(Stored entries)
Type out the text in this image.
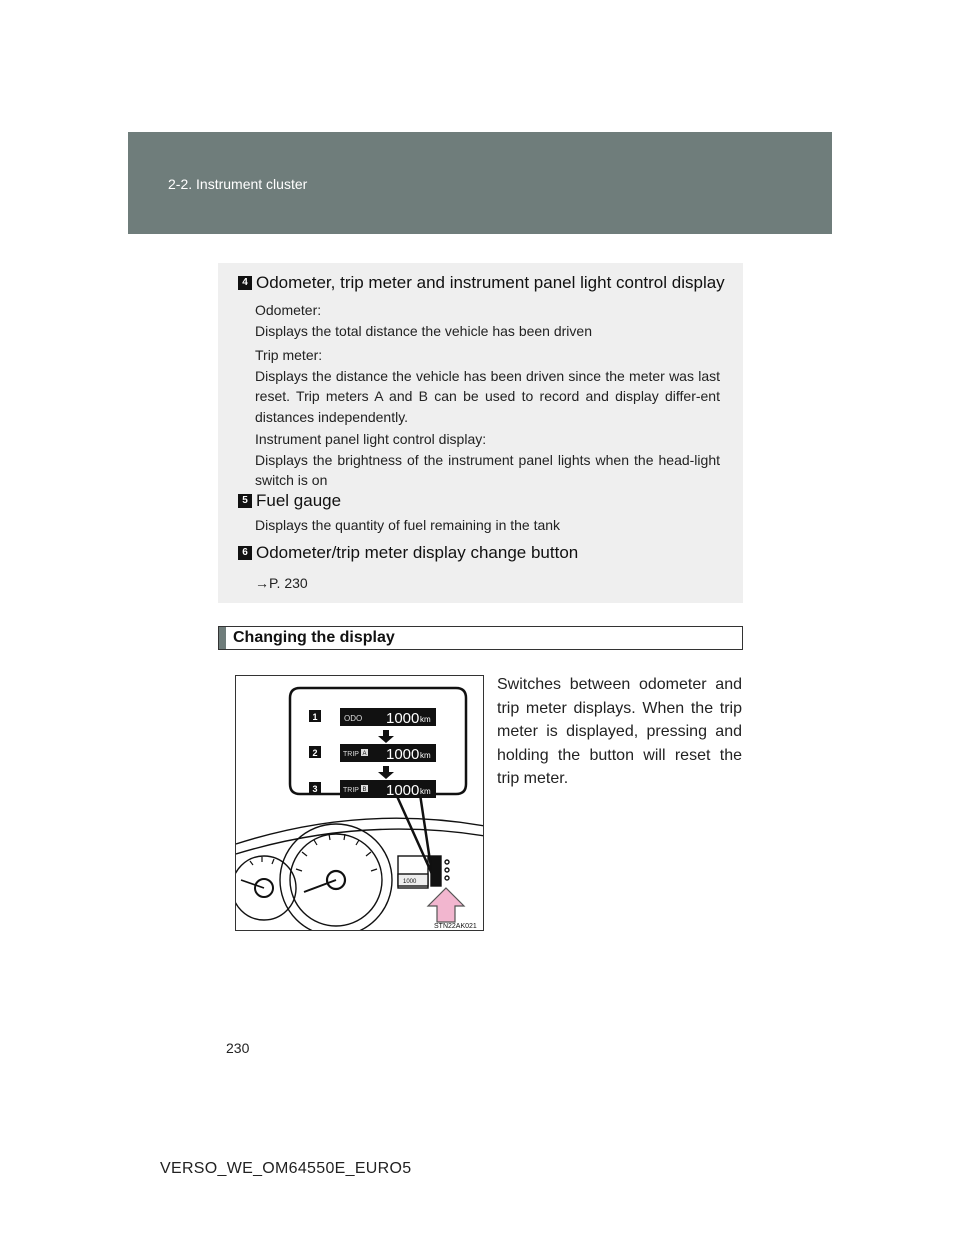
2-2. Instrument cluster
4 Odometer, trip meter and instrument panel light control display
Odometer:
Displays the total distance the vehicle has been driven
Trip meter:
Displays the distance the vehicle has been driven since the meter was last reset. Trip meters A and B can be used to record and display differ-ent distances independently.
Instrument panel light control display:
Displays the brightness of the instrument panel lights when the head-light switch is on
5 Fuel gauge
Displays the quantity of fuel remaining in the tank
6 Odometer/trip meter display change button
→P. 230
Changing the display
1
2
3
ODO 1000 km
TRIP A 1000 km
TRIP B 1000 km
1000
STN22AK021

Switches between odometer and trip meter displays. When the trip meter is displayed, pressing and holding the button will reset the trip meter.

230
VERSO_WE_OM64550E_EURO5
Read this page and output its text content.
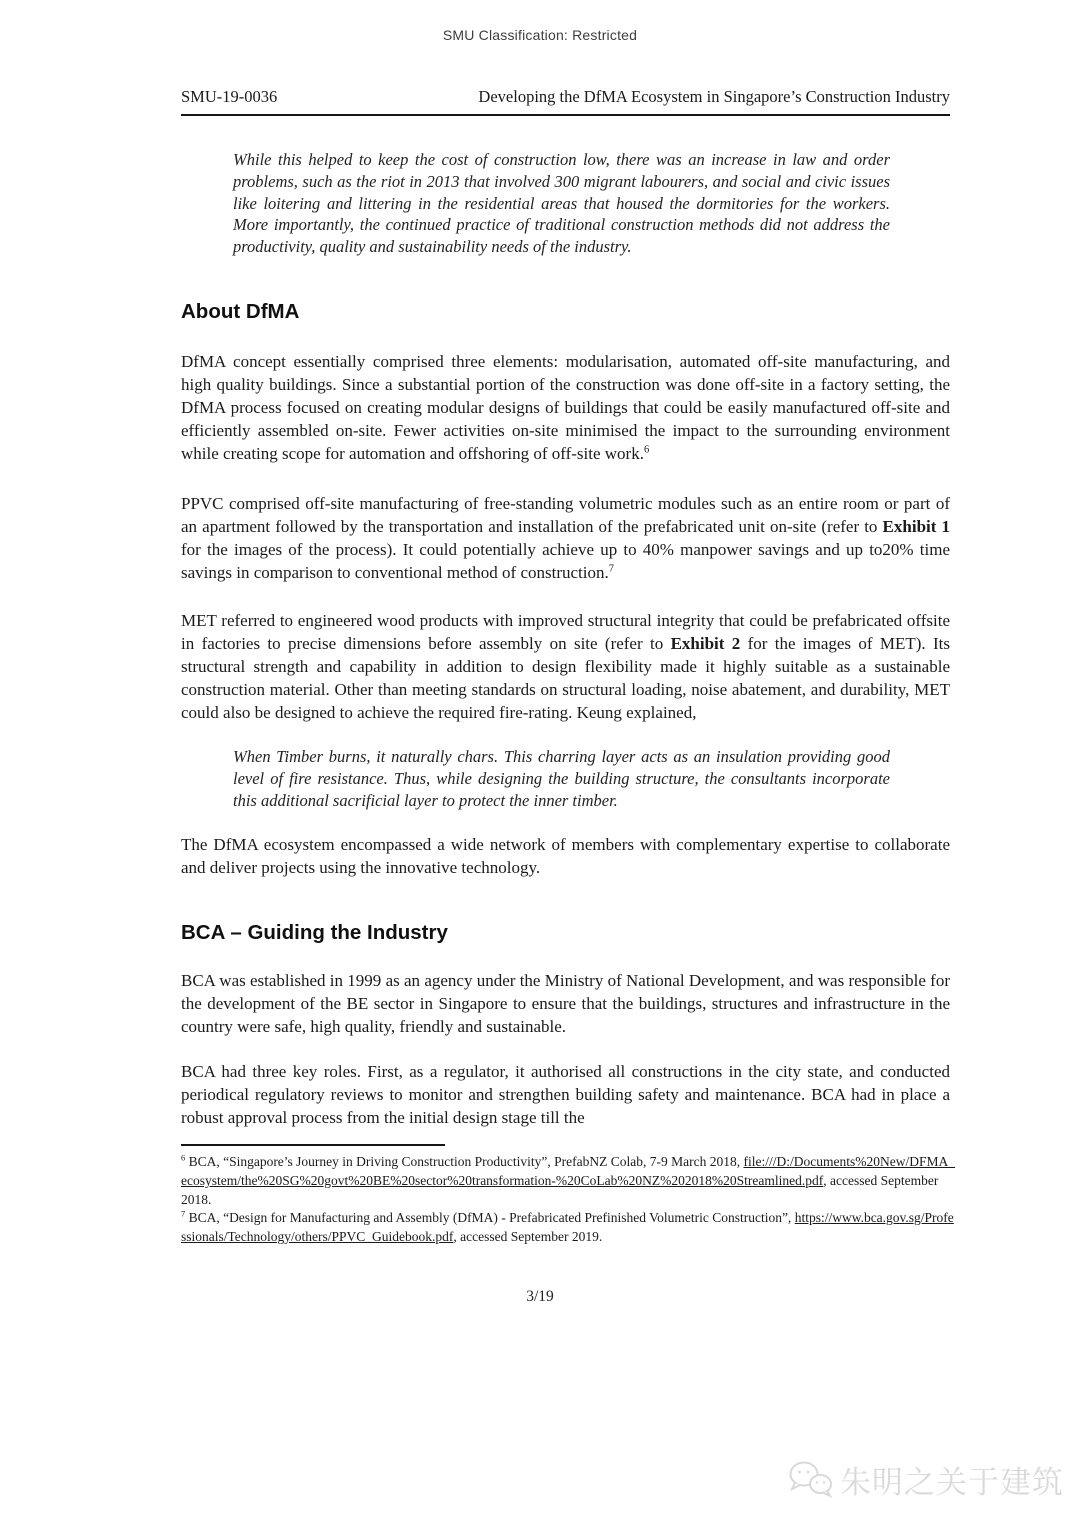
SMU Classification: Restricted
SMU-19-0036	Developing the DfMA Ecosystem in Singapore’s Construction Industry
While this helped to keep the cost of construction low, there was an increase in law and order problems, such as the riot in 2013 that involved 300 migrant labourers, and social and civic issues like loitering and littering in the residential areas that housed the dormitories for the workers. More importantly, the continued practice of traditional construction methods did not address the productivity, quality and sustainability needs of the industry.
About DfMA
DfMA concept essentially comprised three elements: modularisation, automated off-site manufacturing, and high quality buildings. Since a substantial portion of the construction was done off-site in a factory setting, the DfMA process focused on creating modular designs of buildings that could be easily manufactured off-site and efficiently assembled on-site. Fewer activities on-site minimised the impact to the surrounding environment while creating scope for automation and offshoring of off-site work.$^6$
PPVC comprised off-site manufacturing of free-standing volumetric modules such as an entire room or part of an apartment followed by the transportation and installation of the prefabricated unit on-site (refer to Exhibit 1 for the images of the process). It could potentially achieve up to 40% manpower savings and up to20% time savings in comparison to conventional method of construction.$^7$
MET referred to engineered wood products with improved structural integrity that could be prefabricated offsite in factories to precise dimensions before assembly on site (refer to Exhibit 2 for the images of MET). Its structural strength and capability in addition to design flexibility made it highly suitable as a sustainable construction material. Other than meeting standards on structural loading, noise abatement, and durability, MET could also be designed to achieve the required fire-rating. Keung explained,
When Timber burns, it naturally chars. This charring layer acts as an insulation providing good level of fire resistance. Thus, while designing the building structure, the consultants incorporate this additional sacrificial layer to protect the inner timber.
The DfMA ecosystem encompassed a wide network of members with complementary expertise to collaborate and deliver projects using the innovative technology.
BCA – Guiding the Industry
BCA was established in 1999 as an agency under the Ministry of National Development, and was responsible for the development of the BE sector in Singapore to ensure that the buildings, structures and infrastructure in the country were safe, high quality, friendly and sustainable.
BCA had three key roles. First, as a regulator, it authorised all constructions in the city state, and conducted periodical regulatory reviews to monitor and strengthen building safety and maintenance. BCA had in place a robust approval process from the initial design stage till the
$^6$ BCA, “Singapore’s Journey in Driving Construction Productivity”, PrefabNZ Colab, 7-9 March 2018, file:///D:/Documents%20New/DFMA_ecosystem/the%20SG%20govt%20BE%20sector%20transformation-%20CoLab%20NZ%202018%20Streamlined.pdf, accessed September 2018.
$^7$ BCA, “Design for Manufacturing and Assembly (DfMA) - Prefabricated Prefinished Volumetric Construction”, https://www.bca.gov.sg/Professionals/Technology/others/PPVC_Guidebook.pdf, accessed September 2019.
3/19
朱明之关于建筑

§ Requirements: Images in the records should not be copied. Repeat all the rest exactly.

§ Final result:
Type out the text in this image.
2-2. Instrument cluster
4 Odometer, trip meter and instrument panel light control display
Odometer:
Displays the total distance the vehicle has been driven
Trip meter:
Displays the distance the vehicle has been driven since the meter was last reset. Trip meters A and B can be used to record and display differ-ent distances independently.
Instrument panel light control display:
Displays the brightness of the instrument panel lights when the head-light switch is on
5 Fuel gauge
Displays the quantity of fuel remaining in the tank
6 Odometer/trip meter display change button
→P. 230
Changing the display
1
2
3
ODO 1000 km
TRIP A 1000 km
TRIP B 1000 km
1000
STN22AK021

Switches between odometer and trip meter displays. When the trip meter is displayed, pressing and holding the button will reset the trip meter.

230
VERSO_WE_OM64550E_EURO5
Read this page and output its text content.
SMU Classification: Restricted
SMU-19-0036	Developing the DfMA Ecosystem in Singapore’s Construction Industry
While this helped to keep the cost of construction low, there was an increase in law and order problems, such as the riot in 2013 that involved 300 migrant labourers, and social and civic issues like loitering and littering in the residential areas that housed the dormitories for the workers. More importantly, the continued practice of traditional construction methods did not address the productivity, quality and sustainability needs of the industry.
About DfMA
DfMA concept essentially comprised three elements: modularisation, automated off-site manufacturing, and high quality buildings. Since a substantial portion of the construction was done off-site in a factory setting, the DfMA process focused on creating modular designs of buildings that could be easily manufactured off-site and efficiently assembled on-site. Fewer activities on-site minimised the impact to the surrounding environment while creating scope for automation and offshoring of off-site work.$^6$
PPVC comprised off-site manufacturing of free-standing volumetric modules such as an entire room or part of an apartment followed by the transportation and installation of the prefabricated unit on-site (refer to Exhibit 1 for the images of the process). It could potentially achieve up to 40% manpower savings and up to20% time savings in comparison to conventional method of construction.$^7$
MET referred to engineered wood products with improved structural integrity that could be prefabricated offsite in factories to precise dimensions before assembly on site (refer to Exhibit 2 for the images of MET). Its structural strength and capability in addition to design flexibility made it highly suitable as a sustainable construction material. Other than meeting standards on structural loading, noise abatement, and durability, MET could also be designed to achieve the required fire-rating. Keung explained,
When Timber burns, it naturally chars. This charring layer acts as an insulation providing good level of fire resistance. Thus, while designing the building structure, the consultants incorporate this additional sacrificial layer to protect the inner timber.
The DfMA ecosystem encompassed a wide network of members with complementary expertise to collaborate and deliver projects using the innovative technology.
BCA – Guiding the Industry
BCA was established in 1999 as an agency under the Ministry of National Development, and was responsible for the development of the BE sector in Singapore to ensure that the buildings, structures and infrastructure in the country were safe, high quality, friendly and sustainable.
BCA had three key roles. First, as a regulator, it authorised all constructions in the city state, and conducted periodical regulatory reviews to monitor and strengthen building safety and maintenance. BCA had in place a robust approval process from the initial design stage till the
$^6$ BCA, “Singapore’s Journey in Driving Construction Productivity”, PrefabNZ Colab, 7-9 March 2018, file:///D:/Documents%20New/DFMA_ecosystem/the%20SG%20govt%20BE%20sector%20transformation-%20CoLab%20NZ%202018%20Streamlined.pdf, accessed September 2018.
$^7$ BCA, “Design for Manufacturing and Assembly (DfMA) - Prefabricated Prefinished Volumetric Construction”, https://www.bca.gov.sg/Professionals/Technology/others/PPVC_Guidebook.pdf, accessed September 2019.
3/19
朱明之关于建筑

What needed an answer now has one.